**TEXT BLOCK**
☆ ☆ ☆ ☆

Zhenzhi Wang, Yixuan Li, Yanhong Zeng, Youqing Fang, Yuwei Guo, Wenran Liu, Jing Tan, Kai Chen, Tianfan Xue, Bo Dai, Dahua Lin

2024-07-25

HumanVid: Demystifying Training Data for Camera-controllable Human Image Animation

Summary

This paper introduces HumanVid, a new dataset designed to improve human image animation by allowing users to control both the character's movements and the camera angles in videos. It combines high-quality real-world and synthetic data to enhance the animation process.

What's the problem?

Current methods for animating human images often rely on limited datasets that are either hard to access or do not include important camera motion information. This lack of quality training data makes it difficult for models to generate stable and realistic animations, as they usually focus only on 2D human movements without considering how the camera moves in relation to those actions.

What's the solution?

To address these issues, HumanVid provides a large-scale dataset that includes 20,000 high-resolution videos of people, collected from copyright-free sources on the internet. The dataset uses a careful filtering process to ensure video quality and includes annotations for both human poses and camera movements. Additionally, it incorporates synthetic data from 3D avatars to enhance the variety of movements and camera angles available for training. The researchers also developed a model called CamAnimate that utilizes this dataset to effectively control human poses and camera motions, achieving state-of-the-art performance in generating animated videos.

Why it matters?

This research is important because it sets a new standard for human image animation by providing a comprehensive dataset that allows for better training of AI models. By enabling more realistic and controllable animations, HumanVid can significantly benefit fields like film production, video games, and virtual reality, making it easier to create engaging visual content.

☆ ☆ ☆ ☆

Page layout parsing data
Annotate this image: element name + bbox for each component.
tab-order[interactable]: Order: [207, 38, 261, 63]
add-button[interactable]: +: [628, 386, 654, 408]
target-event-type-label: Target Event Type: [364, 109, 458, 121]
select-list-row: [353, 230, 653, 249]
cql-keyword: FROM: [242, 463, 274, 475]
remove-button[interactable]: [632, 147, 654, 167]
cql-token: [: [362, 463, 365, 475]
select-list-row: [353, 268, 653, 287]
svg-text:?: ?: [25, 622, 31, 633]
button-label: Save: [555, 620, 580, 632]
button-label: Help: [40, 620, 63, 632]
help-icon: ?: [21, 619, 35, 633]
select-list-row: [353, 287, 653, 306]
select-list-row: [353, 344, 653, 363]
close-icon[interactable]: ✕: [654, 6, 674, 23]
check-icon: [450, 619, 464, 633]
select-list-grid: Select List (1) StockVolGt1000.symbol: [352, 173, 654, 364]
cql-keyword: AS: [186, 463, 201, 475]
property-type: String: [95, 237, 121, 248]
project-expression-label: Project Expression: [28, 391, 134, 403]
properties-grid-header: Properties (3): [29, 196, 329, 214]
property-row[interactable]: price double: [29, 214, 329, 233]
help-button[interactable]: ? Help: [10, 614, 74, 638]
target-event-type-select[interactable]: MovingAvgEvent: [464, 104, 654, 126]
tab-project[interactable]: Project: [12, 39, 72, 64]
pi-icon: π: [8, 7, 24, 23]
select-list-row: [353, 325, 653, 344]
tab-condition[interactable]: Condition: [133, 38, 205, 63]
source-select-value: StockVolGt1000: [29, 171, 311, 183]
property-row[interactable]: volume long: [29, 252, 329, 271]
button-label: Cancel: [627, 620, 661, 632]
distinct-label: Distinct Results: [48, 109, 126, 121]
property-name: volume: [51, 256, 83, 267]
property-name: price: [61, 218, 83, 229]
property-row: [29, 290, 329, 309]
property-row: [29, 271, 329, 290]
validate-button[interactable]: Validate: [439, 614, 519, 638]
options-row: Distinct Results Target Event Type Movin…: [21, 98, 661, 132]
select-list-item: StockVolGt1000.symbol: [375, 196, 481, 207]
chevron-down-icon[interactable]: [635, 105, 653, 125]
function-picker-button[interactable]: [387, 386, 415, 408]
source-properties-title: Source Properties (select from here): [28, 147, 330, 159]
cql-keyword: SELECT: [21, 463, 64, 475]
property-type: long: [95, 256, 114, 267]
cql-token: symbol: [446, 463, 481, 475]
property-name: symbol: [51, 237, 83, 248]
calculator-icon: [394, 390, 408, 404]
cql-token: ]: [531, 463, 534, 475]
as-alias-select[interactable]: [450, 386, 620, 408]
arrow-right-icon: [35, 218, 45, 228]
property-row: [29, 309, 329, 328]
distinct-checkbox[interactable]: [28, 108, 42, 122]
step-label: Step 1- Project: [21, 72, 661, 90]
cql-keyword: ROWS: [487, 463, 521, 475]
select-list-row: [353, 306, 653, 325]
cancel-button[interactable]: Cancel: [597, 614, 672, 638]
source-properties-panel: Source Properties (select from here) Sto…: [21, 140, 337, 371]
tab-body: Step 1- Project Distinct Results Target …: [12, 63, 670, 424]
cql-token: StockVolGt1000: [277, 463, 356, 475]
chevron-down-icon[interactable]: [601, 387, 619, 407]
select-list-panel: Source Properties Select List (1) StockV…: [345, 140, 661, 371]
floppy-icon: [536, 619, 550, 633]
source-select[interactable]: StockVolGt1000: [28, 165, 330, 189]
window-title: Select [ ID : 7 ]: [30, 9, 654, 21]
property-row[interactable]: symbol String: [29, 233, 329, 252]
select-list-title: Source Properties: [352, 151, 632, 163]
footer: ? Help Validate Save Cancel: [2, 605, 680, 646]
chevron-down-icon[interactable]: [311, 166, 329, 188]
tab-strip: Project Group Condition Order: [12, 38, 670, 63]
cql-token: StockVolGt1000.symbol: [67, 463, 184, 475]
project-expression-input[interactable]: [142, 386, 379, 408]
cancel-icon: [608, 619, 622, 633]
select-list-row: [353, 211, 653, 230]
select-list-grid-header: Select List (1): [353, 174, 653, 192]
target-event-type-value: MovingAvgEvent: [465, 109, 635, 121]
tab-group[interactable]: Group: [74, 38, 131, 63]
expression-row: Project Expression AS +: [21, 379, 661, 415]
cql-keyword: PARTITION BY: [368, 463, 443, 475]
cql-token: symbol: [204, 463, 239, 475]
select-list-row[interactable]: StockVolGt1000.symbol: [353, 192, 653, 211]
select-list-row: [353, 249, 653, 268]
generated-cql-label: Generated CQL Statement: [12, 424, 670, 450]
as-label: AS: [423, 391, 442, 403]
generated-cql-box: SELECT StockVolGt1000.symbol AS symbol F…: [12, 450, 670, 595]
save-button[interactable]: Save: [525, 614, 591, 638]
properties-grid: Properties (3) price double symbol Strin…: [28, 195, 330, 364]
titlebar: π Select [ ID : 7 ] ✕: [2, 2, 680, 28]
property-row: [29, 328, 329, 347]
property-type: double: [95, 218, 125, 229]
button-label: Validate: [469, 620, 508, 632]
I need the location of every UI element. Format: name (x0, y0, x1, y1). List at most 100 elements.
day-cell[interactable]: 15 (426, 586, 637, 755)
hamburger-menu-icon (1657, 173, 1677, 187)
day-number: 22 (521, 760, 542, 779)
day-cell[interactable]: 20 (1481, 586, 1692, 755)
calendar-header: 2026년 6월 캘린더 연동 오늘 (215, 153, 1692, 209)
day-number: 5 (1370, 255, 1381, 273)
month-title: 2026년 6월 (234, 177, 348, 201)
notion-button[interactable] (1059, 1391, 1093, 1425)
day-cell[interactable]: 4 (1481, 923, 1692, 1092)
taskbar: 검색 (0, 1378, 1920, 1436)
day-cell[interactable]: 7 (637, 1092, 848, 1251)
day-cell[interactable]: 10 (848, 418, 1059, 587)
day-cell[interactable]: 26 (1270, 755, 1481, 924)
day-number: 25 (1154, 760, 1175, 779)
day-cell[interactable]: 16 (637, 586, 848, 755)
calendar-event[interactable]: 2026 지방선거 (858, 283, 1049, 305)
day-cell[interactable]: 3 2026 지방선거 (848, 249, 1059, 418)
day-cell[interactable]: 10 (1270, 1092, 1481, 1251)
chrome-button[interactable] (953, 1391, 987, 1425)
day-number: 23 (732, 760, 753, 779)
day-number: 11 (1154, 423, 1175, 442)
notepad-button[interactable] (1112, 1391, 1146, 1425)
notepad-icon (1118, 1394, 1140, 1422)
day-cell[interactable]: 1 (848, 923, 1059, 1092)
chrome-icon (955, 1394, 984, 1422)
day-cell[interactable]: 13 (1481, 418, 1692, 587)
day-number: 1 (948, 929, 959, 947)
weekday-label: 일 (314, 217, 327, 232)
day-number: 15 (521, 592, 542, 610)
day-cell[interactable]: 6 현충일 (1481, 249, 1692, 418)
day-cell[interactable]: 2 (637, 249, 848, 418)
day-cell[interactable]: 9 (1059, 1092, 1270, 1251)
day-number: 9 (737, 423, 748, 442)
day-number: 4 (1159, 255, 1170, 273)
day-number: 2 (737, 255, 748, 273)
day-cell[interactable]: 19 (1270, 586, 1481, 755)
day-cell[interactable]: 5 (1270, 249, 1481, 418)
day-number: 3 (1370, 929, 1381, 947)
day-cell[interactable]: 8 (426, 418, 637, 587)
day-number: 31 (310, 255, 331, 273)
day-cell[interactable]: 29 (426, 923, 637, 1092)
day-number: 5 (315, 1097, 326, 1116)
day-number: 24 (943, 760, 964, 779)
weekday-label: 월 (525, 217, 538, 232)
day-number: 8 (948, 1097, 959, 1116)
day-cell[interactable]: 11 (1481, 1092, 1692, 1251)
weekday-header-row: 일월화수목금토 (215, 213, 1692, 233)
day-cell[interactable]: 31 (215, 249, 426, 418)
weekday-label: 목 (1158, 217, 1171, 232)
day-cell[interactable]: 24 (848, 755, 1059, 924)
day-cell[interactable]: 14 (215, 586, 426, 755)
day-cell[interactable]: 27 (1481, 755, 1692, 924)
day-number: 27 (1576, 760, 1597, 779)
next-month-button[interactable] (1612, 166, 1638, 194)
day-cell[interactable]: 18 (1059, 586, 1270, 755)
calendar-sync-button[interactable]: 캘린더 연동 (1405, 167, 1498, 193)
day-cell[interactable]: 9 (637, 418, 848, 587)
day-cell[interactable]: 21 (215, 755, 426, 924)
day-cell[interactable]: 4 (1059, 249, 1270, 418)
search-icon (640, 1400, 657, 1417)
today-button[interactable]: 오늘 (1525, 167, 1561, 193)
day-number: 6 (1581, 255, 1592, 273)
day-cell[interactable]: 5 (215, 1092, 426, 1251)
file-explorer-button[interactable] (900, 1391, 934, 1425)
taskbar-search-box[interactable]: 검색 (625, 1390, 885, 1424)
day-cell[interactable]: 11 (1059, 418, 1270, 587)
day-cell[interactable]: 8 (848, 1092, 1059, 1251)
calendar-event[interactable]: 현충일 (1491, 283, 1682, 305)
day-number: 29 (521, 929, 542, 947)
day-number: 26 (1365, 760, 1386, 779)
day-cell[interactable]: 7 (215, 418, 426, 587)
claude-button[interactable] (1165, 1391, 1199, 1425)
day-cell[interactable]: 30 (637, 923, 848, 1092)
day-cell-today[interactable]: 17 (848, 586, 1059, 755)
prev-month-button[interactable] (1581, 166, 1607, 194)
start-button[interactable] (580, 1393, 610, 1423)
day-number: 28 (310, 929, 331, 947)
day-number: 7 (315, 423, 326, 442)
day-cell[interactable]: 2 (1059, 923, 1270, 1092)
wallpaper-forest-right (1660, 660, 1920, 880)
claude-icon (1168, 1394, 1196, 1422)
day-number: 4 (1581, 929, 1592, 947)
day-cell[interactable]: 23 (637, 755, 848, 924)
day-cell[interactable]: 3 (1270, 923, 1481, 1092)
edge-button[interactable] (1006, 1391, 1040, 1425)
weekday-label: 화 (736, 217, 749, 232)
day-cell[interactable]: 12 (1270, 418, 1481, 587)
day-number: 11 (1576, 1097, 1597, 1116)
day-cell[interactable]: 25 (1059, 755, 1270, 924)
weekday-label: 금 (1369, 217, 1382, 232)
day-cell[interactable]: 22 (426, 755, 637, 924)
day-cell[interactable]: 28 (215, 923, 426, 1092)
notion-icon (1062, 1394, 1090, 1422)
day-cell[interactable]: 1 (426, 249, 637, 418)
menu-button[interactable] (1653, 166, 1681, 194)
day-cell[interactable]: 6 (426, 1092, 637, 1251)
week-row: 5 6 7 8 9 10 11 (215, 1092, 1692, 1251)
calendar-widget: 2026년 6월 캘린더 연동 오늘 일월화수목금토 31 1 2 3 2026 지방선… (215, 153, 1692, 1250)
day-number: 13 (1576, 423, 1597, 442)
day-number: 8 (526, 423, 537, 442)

☆ ☆ ☆ ☆

**ACTIVITY LIST**
[A] Answer these questions using the HumanVid summary:
(i) How many high-resolution videos does the dataset include?
(ii) What is the name of the model the researchers developed?
(iii) Which fields are named as able to benefit from HumanVid?
[B] From the HumanVid summary, extract word for word the passage from "HumanVid: Demystifying Training" to "What's the problem?".

**ANSWERS PER TASK**
[A]
(i) 20,000
(ii) CamAnimate
(iii) Film production, video games, and virtual reality

[B]
HumanVid: Demystifying Training Data for Camera-controllable Human Image Animation

Summary

This paper introduces HumanVid, a new dataset designed to improve human image animation by allowing users to control both the character's movements and the camera angles in videos. It combines high-quality real-world and synthetic data to enhance the animation process.

What's the problem?